What is expected
What is the number of lines containing the string "prefer"? Answer with the number only.

Records for processing
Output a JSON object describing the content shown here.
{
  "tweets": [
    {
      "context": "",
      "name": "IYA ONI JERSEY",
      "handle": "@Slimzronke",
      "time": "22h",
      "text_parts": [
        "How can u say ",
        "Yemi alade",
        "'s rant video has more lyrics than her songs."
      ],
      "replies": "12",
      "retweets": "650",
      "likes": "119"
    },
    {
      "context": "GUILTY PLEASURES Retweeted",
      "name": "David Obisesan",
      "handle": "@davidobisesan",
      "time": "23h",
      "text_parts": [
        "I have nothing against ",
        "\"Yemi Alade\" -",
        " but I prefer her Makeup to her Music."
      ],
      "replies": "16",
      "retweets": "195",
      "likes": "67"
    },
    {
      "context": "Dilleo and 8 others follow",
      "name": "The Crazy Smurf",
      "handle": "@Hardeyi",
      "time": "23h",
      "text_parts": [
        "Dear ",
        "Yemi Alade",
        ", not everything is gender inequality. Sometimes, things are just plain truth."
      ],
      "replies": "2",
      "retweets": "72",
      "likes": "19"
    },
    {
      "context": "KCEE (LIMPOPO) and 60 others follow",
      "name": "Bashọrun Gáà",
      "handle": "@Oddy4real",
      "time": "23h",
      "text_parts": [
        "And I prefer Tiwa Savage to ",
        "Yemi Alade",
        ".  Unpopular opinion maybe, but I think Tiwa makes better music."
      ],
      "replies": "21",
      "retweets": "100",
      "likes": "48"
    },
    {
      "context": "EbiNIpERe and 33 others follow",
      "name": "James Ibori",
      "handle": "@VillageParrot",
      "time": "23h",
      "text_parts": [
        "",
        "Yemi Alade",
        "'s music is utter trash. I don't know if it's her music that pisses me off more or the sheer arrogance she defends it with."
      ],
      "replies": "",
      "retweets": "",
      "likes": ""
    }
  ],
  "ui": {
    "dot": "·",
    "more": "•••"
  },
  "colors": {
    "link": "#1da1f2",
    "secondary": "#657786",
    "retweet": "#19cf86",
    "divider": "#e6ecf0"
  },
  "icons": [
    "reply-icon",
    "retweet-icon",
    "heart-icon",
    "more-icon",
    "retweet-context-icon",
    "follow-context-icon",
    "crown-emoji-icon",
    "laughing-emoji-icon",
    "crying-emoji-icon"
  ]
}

Task output
2